• [YOUR OBJECTIVE]
Give back the whole listing exactly as shown.
══ SUPPLIED DATA ══
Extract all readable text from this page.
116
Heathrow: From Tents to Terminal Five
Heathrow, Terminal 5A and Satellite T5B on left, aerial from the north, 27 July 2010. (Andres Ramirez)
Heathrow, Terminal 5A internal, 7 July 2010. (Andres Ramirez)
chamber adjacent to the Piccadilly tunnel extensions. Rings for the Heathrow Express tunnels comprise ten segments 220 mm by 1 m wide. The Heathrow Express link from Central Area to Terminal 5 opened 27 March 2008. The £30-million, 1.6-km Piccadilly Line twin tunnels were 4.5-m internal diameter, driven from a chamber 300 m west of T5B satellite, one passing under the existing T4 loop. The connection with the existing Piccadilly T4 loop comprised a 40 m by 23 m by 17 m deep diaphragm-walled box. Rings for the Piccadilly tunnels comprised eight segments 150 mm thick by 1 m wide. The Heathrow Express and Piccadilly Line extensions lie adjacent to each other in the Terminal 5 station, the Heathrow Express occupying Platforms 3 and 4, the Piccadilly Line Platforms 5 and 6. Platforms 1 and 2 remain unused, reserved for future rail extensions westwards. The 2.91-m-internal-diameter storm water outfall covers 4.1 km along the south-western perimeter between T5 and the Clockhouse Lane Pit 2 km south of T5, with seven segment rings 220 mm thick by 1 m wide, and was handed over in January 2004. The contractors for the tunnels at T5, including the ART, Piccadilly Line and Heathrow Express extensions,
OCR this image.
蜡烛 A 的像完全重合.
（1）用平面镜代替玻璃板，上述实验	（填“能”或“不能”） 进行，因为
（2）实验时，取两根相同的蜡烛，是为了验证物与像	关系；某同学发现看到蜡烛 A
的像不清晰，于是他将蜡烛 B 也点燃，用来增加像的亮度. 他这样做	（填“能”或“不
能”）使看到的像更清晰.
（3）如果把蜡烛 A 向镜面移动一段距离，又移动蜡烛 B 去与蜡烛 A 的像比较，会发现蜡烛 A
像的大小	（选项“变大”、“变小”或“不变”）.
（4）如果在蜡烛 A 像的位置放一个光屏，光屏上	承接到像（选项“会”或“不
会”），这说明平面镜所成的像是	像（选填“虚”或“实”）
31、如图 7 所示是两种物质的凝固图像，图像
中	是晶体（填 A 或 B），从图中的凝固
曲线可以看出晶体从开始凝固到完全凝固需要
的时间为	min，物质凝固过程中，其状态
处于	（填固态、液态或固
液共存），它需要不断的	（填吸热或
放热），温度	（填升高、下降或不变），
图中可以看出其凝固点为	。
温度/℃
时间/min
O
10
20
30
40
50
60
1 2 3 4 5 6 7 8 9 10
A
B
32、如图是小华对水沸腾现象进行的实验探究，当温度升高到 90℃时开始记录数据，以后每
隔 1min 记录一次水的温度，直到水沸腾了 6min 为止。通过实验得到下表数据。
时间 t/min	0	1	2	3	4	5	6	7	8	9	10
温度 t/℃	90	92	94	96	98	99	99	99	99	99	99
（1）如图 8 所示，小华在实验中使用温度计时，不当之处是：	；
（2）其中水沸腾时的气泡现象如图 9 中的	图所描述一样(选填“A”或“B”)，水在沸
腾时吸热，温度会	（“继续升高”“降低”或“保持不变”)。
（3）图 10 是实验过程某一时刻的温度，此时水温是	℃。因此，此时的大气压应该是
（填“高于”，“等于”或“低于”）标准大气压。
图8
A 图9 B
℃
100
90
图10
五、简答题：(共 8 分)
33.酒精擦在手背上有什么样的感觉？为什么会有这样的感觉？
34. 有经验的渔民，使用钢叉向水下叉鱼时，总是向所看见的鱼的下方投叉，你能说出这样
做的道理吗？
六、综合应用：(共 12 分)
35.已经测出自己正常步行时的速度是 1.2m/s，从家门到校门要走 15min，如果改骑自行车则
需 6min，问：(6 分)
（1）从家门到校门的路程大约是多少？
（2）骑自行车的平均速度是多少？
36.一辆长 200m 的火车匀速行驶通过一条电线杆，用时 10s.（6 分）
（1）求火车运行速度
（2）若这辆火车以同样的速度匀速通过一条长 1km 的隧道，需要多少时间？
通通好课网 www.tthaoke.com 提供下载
═══
• [TASK ANSWER]
Extract all readable text from this page.
116
Heathrow: From Tents to Terminal Five
Heathrow, Terminal 5A and Satellite T5B on left, aerial from the north, 27 July 2010. (Andres Ramirez)
Heathrow, Terminal 5A internal, 7 July 2010. (Andres Ramirez)
chamber adjacent to the Piccadilly tunnel extensions. Rings for the Heathrow Express tunnels comprise ten segments 220 mm by 1 m wide. The Heathrow Express link from Central Area to Terminal 5 opened 27 March 2008. The £30-million, 1.6-km Piccadilly Line twin tunnels were 4.5-m internal diameter, driven from a chamber 300 m west of T5B satellite, one passing under the existing T4 loop. The connection with the existing Piccadilly T4 loop comprised a 40 m by 23 m by 17 m deep diaphragm-walled box. Rings for the Piccadilly tunnels comprised eight segments 150 mm thick by 1 m wide. The Heathrow Express and Piccadilly Line extensions lie adjacent to each other in the Terminal 5 station, the Heathrow Express occupying Platforms 3 and 4, the Piccadilly Line Platforms 5 and 6. Platforms 1 and 2 remain unused, reserved for future rail extensions westwards. The 2.91-m-internal-diameter storm water outfall covers 4.1 km along the south-western perimeter between T5 and the Clockhouse Lane Pit 2 km south of T5, with seven segment rings 220 mm thick by 1 m wide, and was handed over in January 2004. The contractors for the tunnels at T5, including the ART, Piccadilly Line and Heathrow Express extensions,
OCR this image.
蜡烛 A 的像完全重合.
（1）用平面镜代替玻璃板，上述实验	（填“能”或“不能”） 进行，因为
（2）实验时，取两根相同的蜡烛，是为了验证物与像	关系；某同学发现看到蜡烛 A
的像不清晰，于是他将蜡烛 B 也点燃，用来增加像的亮度. 他这样做	（填“能”或“不
能”）使看到的像更清晰.
（3）如果把蜡烛 A 向镜面移动一段距离，又移动蜡烛 B 去与蜡烛 A 的像比较，会发现蜡烛 A
像的大小	（选项“变大”、“变小”或“不变”）.
（4）如果在蜡烛 A 像的位置放一个光屏，光屏上	承接到像（选项“会”或“不
会”），这说明平面镜所成的像是	像（选填“虚”或“实”）
31、如图 7 所示是两种物质的凝固图像，图像
中	是晶体（填 A 或 B），从图中的凝固
曲线可以看出晶体从开始凝固到完全凝固需要
的时间为	min，物质凝固过程中，其状态
处于	（填固态、液态或固
液共存），它需要不断的	（填吸热或
放热），温度	（填升高、下降或不变），
图中可以看出其凝固点为	。
温度/℃
时间/min
O
10
20
30
40
50
60
1 2 3 4 5 6 7 8 9 10
A
B
32、如图是小华对水沸腾现象进行的实验探究，当温度升高到 90℃时开始记录数据，以后每
隔 1min 记录一次水的温度，直到水沸腾了 6min 为止。通过实验得到下表数据。
时间 t/min	0	1	2	3	4	5	6	7	8	9	10
温度 t/℃	90	92	94	96	98	99	99	99	99	99	99
（1）如图 8 所示，小华在实验中使用温度计时，不当之处是：	；
（2）其中水沸腾时的气泡现象如图 9 中的	图所描述一样(选填“A”或“B”)，水在沸
腾时吸热，温度会	（“继续升高”“降低”或“保持不变”)。
（3）图 10 是实验过程某一时刻的温度，此时水温是	℃。因此，此时的大气压应该是
（填“高于”，“等于”或“低于”）标准大气压。
图8
A 图9 B
℃
100
90
图10
五、简答题：(共 8 分)
33.酒精擦在手背上有什么样的感觉？为什么会有这样的感觉？
34. 有经验的渔民，使用钢叉向水下叉鱼时，总是向所看见的鱼的下方投叉，你能说出这样
做的道理吗？
六、综合应用：(共 12 分)
35.已经测出自己正常步行时的速度是 1.2m/s，从家门到校门要走 15min，如果改骑自行车则
需 6min，问：(6 分)
（1）从家门到校门的路程大约是多少？
（2）骑自行车的平均速度是多少？
36.一辆长 200m 的火车匀速行驶通过一条电线杆，用时 10s.（6 分）
（1）求火车运行速度
（2）若这辆火车以同样的速度匀速通过一条长 1km 的隧道，需要多少时间？
通通好课网 www.tthaoke.com 提供下载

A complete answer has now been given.